* **SUPPLIED INFORMATION**
-- Begin --

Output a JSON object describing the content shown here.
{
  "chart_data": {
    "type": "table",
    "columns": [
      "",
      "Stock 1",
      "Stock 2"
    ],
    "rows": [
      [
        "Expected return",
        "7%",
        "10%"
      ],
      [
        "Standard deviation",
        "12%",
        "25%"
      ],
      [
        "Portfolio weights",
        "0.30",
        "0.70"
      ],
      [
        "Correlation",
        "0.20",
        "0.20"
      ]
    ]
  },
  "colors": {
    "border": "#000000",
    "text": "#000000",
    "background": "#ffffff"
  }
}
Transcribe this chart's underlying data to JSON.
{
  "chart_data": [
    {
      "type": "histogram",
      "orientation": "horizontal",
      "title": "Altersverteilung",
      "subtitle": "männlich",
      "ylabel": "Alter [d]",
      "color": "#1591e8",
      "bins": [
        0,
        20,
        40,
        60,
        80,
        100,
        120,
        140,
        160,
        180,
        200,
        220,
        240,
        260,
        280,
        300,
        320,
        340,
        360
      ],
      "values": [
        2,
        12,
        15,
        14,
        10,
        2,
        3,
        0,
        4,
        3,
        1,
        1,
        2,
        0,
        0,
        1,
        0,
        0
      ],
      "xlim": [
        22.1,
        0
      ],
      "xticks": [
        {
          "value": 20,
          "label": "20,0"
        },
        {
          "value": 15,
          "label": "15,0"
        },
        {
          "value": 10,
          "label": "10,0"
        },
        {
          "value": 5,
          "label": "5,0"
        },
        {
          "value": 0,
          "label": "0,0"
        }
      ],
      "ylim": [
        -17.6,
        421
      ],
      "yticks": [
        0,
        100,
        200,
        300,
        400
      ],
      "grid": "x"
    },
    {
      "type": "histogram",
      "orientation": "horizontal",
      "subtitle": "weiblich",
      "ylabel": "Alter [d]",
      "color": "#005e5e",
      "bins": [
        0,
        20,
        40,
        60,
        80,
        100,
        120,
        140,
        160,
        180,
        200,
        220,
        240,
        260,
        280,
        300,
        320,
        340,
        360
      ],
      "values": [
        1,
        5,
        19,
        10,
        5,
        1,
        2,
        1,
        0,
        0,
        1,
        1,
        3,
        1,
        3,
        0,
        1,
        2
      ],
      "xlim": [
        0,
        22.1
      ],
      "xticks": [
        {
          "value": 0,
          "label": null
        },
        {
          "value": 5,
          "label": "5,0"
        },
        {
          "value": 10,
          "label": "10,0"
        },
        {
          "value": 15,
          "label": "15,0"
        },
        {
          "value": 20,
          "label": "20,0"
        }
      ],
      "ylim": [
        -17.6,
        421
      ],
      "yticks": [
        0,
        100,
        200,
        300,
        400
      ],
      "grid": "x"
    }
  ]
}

-- End --

* **REQUIREMENTS**
Transcribe every record above exactly as it appears.

* **FINISHED EXERCISE**
Output a JSON object describing the content shown here.
{
  "chart_data": {
    "type": "table",
    "columns": [
      "",
      "Stock 1",
      "Stock 2"
    ],
    "rows": [
      [
        "Expected return",
        "7%",
        "10%"
      ],
      [
        "Standard deviation",
        "12%",
        "25%"
      ],
      [
        "Portfolio weights",
        "0.30",
        "0.70"
      ],
      [
        "Correlation",
        "0.20",
        "0.20"
      ]
    ]
  },
  "colors": {
    "border": "#000000",
    "text": "#000000",
    "background": "#ffffff"
  }
}
Transcribe this chart's underlying data to JSON.
{
  "chart_data": [
    {
      "type": "histogram",
      "orientation": "horizontal",
      "title": "Altersverteilung",
      "subtitle": "männlich",
      "ylabel": "Alter [d]",
      "color": "#1591e8",
      "bins": [
        0,
        20,
        40,
        60,
        80,
        100,
        120,
        140,
        160,
        180,
        200,
        220,
        240,
        260,
        280,
        300,
        320,
        340,
        360
      ],
      "values": [
        2,
        12,
        15,
        14,
        10,
        2,
        3,
        0,
        4,
        3,
        1,
        1,
        2,
        0,
        0,
        1,
        0,
        0
      ],
      "xlim": [
        22.1,
        0
      ],
      "xticks": [
        {
          "value": 20,
          "label": "20,0"
        },
        {
          "value": 15,
          "label": "15,0"
        },
        {
          "value": 10,
          "label": "10,0"
        },
        {
          "value": 5,
          "label": "5,0"
        },
        {
          "value": 0,
          "label": "0,0"
        }
      ],
      "ylim": [
        -17.6,
        421
      ],
      "yticks": [
        0,
        100,
        200,
        300,
        400
      ],
      "grid": "x"
    },
    {
      "type": "histogram",
      "orientation": "horizontal",
      "subtitle": "weiblich",
      "ylabel": "Alter [d]",
      "color": "#005e5e",
      "bins": [
        0,
        20,
        40,
        60,
        80,
        100,
        120,
        140,
        160,
        180,
        200,
        220,
        240,
        260,
        280,
        300,
        320,
        340,
        360
      ],
      "values": [
        1,
        5,
        19,
        10,
        5,
        1,
        2,
        1,
        0,
        0,
        1,
        1,
        3,
        1,
        3,
        0,
        1,
        2
      ],
      "xlim": [
        0,
        22.1
      ],
      "xticks": [
        {
          "value": 0,
          "label": null
        },
        {
          "value": 5,
          "label": "5,0"
        },
        {
          "value": 10,
          "label": "10,0"
        },
        {
          "value": 15,
          "label": "15,0"
        },
        {
          "value": 20,
          "label": "20,0"
        }
      ],
      "ylim": [
        -17.6,
        421
      ],
      "yticks": [
        0,
        100,
        200,
        300,
        400
      ],
      "grid": "x"
    }
  ]
}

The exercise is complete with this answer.